Items from a data source:
Start

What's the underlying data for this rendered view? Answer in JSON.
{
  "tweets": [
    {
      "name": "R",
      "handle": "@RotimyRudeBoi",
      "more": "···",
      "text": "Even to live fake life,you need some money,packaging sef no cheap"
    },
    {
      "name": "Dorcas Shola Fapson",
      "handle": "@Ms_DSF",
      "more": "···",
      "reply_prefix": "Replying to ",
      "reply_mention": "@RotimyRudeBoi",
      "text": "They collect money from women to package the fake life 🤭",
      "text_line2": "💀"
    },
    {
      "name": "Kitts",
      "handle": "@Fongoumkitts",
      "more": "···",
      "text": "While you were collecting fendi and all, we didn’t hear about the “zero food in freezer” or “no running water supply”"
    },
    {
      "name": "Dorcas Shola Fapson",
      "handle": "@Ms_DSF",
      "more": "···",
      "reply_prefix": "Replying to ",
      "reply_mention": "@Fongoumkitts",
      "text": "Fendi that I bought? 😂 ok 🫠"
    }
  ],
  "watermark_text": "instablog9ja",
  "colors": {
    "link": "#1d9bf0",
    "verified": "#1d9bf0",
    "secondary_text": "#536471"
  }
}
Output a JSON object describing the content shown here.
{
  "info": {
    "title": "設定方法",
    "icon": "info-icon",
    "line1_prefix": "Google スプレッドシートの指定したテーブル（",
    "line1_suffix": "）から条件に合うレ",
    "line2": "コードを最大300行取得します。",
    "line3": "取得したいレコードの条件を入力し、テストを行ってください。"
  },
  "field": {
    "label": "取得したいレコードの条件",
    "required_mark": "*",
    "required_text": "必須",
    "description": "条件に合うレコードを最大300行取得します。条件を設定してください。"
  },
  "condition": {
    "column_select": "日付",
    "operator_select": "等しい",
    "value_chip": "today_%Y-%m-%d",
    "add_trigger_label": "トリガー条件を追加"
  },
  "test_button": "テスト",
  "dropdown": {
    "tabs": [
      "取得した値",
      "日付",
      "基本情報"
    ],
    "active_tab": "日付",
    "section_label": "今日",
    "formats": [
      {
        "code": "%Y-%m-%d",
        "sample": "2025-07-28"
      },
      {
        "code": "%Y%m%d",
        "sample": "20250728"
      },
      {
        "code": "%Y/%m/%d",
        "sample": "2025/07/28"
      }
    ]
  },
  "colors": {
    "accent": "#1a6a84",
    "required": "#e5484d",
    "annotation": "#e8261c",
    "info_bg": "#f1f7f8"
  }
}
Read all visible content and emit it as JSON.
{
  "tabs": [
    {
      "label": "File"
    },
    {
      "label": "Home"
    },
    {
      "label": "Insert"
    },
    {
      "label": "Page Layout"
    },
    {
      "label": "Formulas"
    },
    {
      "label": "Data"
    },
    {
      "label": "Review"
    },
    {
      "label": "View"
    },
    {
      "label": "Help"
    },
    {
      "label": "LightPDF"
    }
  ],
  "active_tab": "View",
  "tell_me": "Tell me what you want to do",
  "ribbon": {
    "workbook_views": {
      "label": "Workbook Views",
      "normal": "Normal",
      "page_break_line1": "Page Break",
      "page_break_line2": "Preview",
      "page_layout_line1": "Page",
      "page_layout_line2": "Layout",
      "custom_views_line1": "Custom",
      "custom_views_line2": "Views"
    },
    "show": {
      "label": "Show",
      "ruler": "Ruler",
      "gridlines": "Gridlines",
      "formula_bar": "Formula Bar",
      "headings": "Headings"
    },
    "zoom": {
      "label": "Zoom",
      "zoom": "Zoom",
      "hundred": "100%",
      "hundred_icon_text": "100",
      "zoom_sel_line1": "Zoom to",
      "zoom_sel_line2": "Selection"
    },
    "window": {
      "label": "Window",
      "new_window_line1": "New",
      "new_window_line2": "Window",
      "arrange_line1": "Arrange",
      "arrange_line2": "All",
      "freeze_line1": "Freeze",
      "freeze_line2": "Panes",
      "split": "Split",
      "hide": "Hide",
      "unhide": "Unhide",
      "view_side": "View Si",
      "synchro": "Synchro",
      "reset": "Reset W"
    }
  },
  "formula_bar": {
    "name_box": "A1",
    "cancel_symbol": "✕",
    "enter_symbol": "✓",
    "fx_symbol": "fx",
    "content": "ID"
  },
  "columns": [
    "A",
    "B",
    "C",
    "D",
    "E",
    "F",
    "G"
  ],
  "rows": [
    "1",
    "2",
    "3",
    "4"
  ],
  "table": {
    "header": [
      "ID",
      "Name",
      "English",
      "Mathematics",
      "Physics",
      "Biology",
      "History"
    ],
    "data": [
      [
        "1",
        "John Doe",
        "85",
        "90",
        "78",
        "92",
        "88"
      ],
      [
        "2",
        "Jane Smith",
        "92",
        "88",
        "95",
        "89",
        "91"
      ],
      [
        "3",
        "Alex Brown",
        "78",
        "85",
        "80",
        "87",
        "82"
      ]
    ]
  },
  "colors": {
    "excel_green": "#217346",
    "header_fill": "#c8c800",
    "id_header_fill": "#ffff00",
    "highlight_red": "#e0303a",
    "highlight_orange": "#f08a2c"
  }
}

End
Start

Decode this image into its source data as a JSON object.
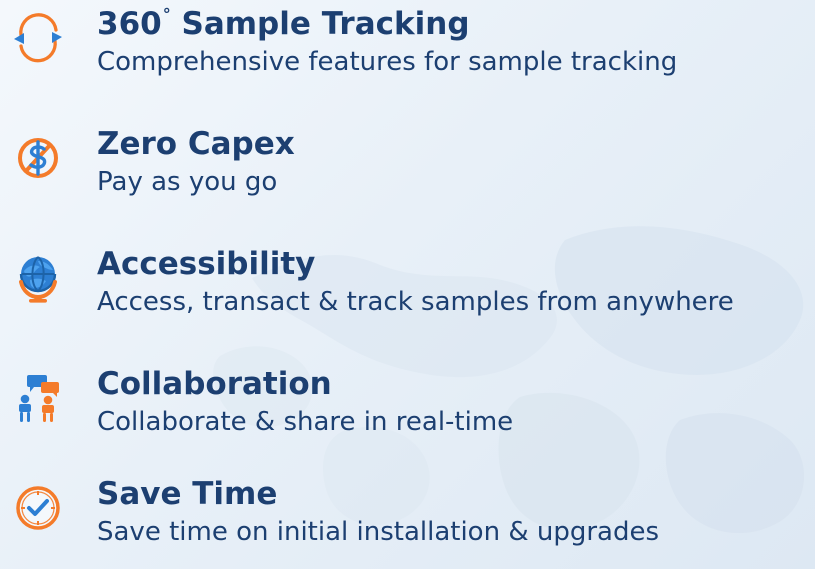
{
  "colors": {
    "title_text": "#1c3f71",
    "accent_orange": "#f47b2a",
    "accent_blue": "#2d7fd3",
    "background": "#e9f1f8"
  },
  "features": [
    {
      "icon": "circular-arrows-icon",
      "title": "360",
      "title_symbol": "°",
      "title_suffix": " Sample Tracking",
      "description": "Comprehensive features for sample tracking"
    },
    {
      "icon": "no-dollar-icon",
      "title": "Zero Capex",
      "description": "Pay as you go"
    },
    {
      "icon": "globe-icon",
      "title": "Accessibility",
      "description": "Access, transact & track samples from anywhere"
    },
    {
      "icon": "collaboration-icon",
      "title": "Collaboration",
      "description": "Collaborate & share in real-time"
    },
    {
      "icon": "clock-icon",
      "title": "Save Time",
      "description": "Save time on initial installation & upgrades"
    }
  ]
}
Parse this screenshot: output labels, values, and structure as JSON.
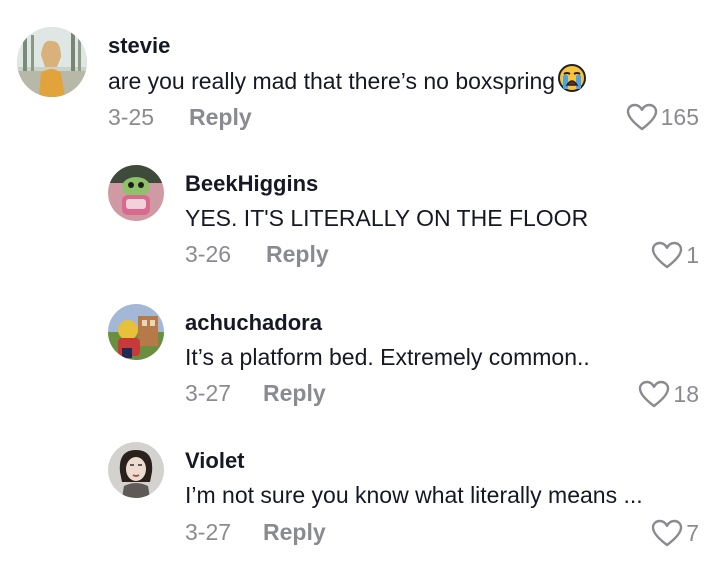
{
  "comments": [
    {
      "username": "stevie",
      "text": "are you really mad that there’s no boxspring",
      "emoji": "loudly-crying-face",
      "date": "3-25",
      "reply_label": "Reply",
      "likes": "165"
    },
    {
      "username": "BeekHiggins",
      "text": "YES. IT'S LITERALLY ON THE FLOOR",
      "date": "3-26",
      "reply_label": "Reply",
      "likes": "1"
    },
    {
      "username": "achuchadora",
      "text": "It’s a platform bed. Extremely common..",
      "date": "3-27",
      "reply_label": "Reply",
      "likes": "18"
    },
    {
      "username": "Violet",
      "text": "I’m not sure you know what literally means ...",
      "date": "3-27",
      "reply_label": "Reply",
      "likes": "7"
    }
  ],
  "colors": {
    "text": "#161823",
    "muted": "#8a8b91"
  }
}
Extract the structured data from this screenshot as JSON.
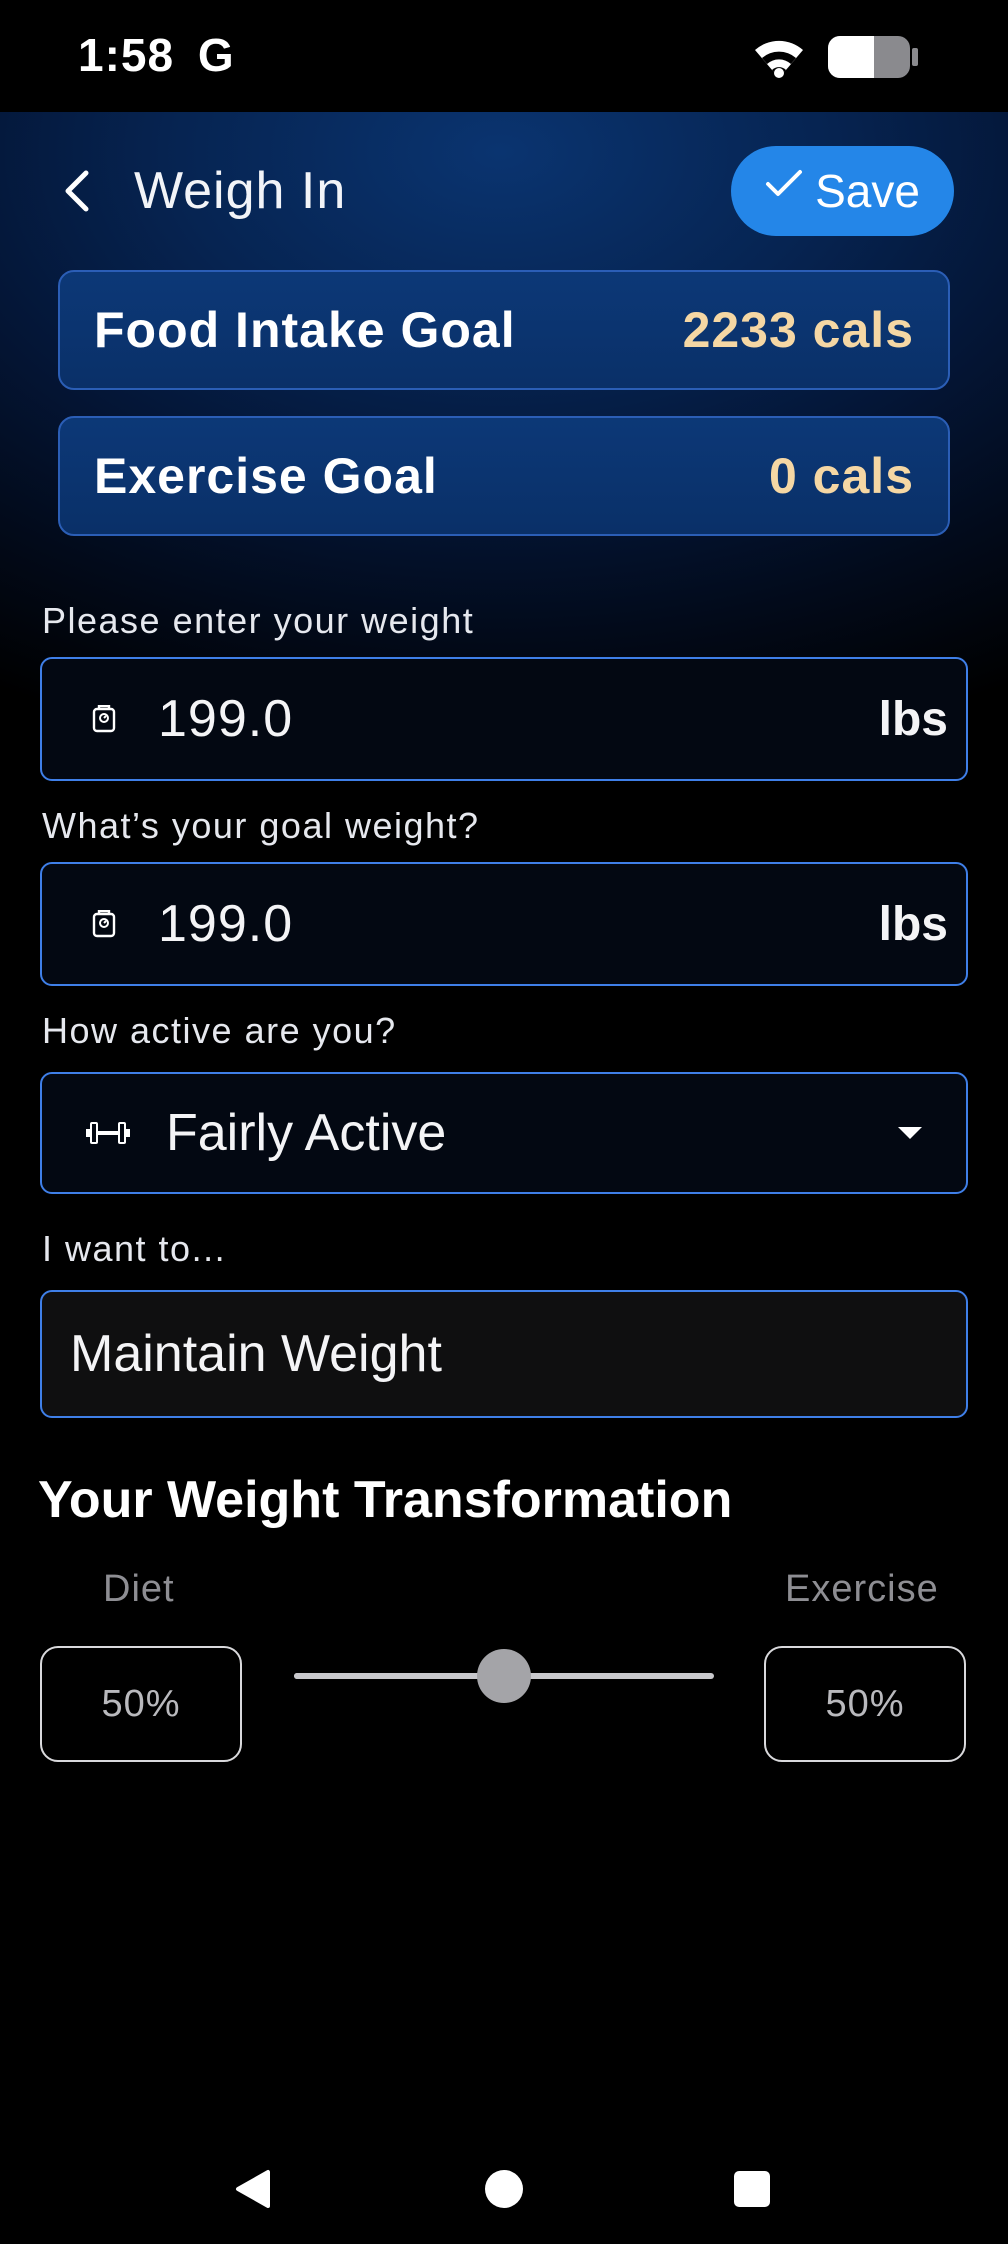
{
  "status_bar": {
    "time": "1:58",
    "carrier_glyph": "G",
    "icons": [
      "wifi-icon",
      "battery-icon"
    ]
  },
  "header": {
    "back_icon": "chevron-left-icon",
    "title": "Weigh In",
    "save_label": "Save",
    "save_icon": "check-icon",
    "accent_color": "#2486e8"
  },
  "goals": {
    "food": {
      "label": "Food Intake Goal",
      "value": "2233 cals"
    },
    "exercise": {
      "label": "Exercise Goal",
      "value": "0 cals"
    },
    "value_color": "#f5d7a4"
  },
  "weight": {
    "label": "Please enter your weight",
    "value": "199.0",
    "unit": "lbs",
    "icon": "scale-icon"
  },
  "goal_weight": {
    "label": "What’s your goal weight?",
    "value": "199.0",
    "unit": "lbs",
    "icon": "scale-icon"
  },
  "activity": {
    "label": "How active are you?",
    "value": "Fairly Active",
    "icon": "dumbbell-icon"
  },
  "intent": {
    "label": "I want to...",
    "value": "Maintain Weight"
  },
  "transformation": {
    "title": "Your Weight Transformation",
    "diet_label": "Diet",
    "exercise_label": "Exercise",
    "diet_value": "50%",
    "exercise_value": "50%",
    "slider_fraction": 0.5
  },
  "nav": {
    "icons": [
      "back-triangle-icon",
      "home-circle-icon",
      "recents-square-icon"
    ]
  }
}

End

The problem: From the entries above, list each line with "handle" in it.

Solution to the problem:
      "handle": "@RotimyRudeBoi",
      "handle": "@Ms_DSF",
      "handle": "@Fongoumkitts",
      "handle": "@Ms_DSF",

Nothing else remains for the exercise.